WHAT IS NEEDED: Render every entry verbatim.

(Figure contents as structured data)
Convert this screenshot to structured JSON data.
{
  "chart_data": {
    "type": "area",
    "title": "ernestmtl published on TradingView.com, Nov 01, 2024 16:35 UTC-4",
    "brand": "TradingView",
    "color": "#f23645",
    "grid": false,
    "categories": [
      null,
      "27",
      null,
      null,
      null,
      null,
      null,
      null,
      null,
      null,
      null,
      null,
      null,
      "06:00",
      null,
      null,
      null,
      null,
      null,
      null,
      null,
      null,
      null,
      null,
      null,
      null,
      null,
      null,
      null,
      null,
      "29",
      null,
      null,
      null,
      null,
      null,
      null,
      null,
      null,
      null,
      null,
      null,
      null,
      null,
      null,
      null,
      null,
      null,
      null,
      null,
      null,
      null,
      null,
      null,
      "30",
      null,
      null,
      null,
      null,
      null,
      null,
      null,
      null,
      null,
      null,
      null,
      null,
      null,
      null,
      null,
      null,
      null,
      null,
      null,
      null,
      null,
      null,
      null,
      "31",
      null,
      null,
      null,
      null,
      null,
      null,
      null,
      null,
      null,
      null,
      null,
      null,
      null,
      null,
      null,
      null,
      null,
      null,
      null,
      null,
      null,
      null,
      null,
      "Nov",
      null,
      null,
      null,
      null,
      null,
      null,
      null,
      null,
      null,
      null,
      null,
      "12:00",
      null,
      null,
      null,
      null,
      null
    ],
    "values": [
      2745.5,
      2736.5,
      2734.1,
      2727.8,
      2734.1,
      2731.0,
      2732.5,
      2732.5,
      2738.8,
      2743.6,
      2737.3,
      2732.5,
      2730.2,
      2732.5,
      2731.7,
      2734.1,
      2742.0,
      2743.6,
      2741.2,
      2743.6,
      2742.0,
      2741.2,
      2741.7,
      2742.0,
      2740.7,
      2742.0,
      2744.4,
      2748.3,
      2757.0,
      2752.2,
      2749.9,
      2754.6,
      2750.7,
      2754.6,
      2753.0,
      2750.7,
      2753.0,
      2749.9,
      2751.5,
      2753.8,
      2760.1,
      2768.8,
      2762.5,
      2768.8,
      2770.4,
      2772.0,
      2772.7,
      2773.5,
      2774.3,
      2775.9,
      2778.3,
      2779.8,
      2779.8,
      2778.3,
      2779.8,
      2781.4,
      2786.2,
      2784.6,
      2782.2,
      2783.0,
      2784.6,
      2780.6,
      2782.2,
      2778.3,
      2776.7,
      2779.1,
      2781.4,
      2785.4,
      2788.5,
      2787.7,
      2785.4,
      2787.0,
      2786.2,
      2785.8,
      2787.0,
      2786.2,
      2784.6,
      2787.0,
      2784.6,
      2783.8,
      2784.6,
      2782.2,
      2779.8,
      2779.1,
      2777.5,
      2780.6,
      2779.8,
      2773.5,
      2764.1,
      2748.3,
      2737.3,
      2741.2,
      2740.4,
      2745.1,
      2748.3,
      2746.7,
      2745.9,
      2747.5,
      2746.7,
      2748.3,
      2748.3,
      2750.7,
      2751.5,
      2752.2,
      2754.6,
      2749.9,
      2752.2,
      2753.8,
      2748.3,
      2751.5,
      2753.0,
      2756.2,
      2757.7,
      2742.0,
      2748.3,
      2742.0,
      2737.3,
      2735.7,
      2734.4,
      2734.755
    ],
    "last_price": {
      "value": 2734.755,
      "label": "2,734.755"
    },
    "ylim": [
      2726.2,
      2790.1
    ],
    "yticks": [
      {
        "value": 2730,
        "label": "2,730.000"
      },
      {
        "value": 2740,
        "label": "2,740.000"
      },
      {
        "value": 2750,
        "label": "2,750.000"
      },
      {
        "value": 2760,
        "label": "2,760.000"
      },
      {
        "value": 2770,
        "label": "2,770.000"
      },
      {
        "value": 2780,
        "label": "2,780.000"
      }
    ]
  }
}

FINISHED EXERCISE:
Convert this screenshot to structured JSON data.
{
  "chart_data": {
    "type": "area",
    "title": "ernestmtl published on TradingView.com, Nov 01, 2024 16:35 UTC-4",
    "brand": "TradingView",
    "color": "#f23645",
    "grid": false,
    "categories": [
      null,
      "27",
      null,
      null,
      null,
      null,
      null,
      null,
      null,
      null,
      null,
      null,
      null,
      "06:00",
      null,
      null,
      null,
      null,
      null,
      null,
      null,
      null,
      null,
      null,
      null,
      null,
      null,
      null,
      null,
      null,
      "29",
      null,
      null,
      null,
      null,
      null,
      null,
      null,
      null,
      null,
      null,
      null,
      null,
      null,
      null,
      null,
      null,
      null,
      null,
      null,
      null,
      null,
      null,
      null,
      "30",
      null,
      null,
      null,
      null,
      null,
      null,
      null,
      null,
      null,
      null,
      null,
      null,
      null,
      null,
      null,
      null,
      null,
      null,
      null,
      null,
      null,
      null,
      null,
      "31",
      null,
      null,
      null,
      null,
      null,
      null,
      null,
      null,
      null,
      null,
      null,
      null,
      null,
      null,
      null,
      null,
      null,
      null,
      null,
      null,
      null,
      null,
      null,
      "Nov",
      null,
      null,
      null,
      null,
      null,
      null,
      null,
      null,
      null,
      null,
      null,
      "12:00",
      null,
      null,
      null,
      null,
      null
    ],
    "values": [
      2745.5,
      2736.5,
      2734.1,
      2727.8,
      2734.1,
      2731.0,
      2732.5,
      2732.5,
      2738.8,
      2743.6,
      2737.3,
      2732.5,
      2730.2,
      2732.5,
      2731.7,
      2734.1,
      2742.0,
      2743.6,
      2741.2,
      2743.6,
      2742.0,
      2741.2,
      2741.7,
      2742.0,
      2740.7,
      2742.0,
      2744.4,
      2748.3,
      2757.0,
      2752.2,
      2749.9,
      2754.6,
      2750.7,
      2754.6,
      2753.0,
      2750.7,
      2753.0,
      2749.9,
      2751.5,
      2753.8,
      2760.1,
      2768.8,
      2762.5,
      2768.8,
      2770.4,
      2772.0,
      2772.7,
      2773.5,
      2774.3,
      2775.9,
      2778.3,
      2779.8,
      2779.8,
      2778.3,
      2779.8,
      2781.4,
      2786.2,
      2784.6,
      2782.2,
      2783.0,
      2784.6,
      2780.6,
      2782.2,
      2778.3,
      2776.7,
      2779.1,
      2781.4,
      2785.4,
      2788.5,
      2787.7,
      2785.4,
      2787.0,
      2786.2,
      2785.8,
      2787.0,
      2786.2,
      2784.6,
      2787.0,
      2784.6,
      2783.8,
      2784.6,
      2782.2,
      2779.8,
      2779.1,
      2777.5,
      2780.6,
      2779.8,
      2773.5,
      2764.1,
      2748.3,
      2737.3,
      2741.2,
      2740.4,
      2745.1,
      2748.3,
      2746.7,
      2745.9,
      2747.5,
      2746.7,
      2748.3,
      2748.3,
      2750.7,
      2751.5,
      2752.2,
      2754.6,
      2749.9,
      2752.2,
      2753.8,
      2748.3,
      2751.5,
      2753.0,
      2756.2,
      2757.7,
      2742.0,
      2748.3,
      2742.0,
      2737.3,
      2735.7,
      2734.4,
      2734.755
    ],
    "last_price": {
      "value": 2734.755,
      "label": "2,734.755"
    },
    "ylim": [
      2726.2,
      2790.1
    ],
    "yticks": [
      {
        "value": 2730,
        "label": "2,730.000"
      },
      {
        "value": 2740,
        "label": "2,740.000"
      },
      {
        "value": 2750,
        "label": "2,750.000"
      },
      {
        "value": 2760,
        "label": "2,760.000"
      },
      {
        "value": 2770,
        "label": "2,770.000"
      },
      {
        "value": 2780,
        "label": "2,780.000"
      }
    ]
  }
}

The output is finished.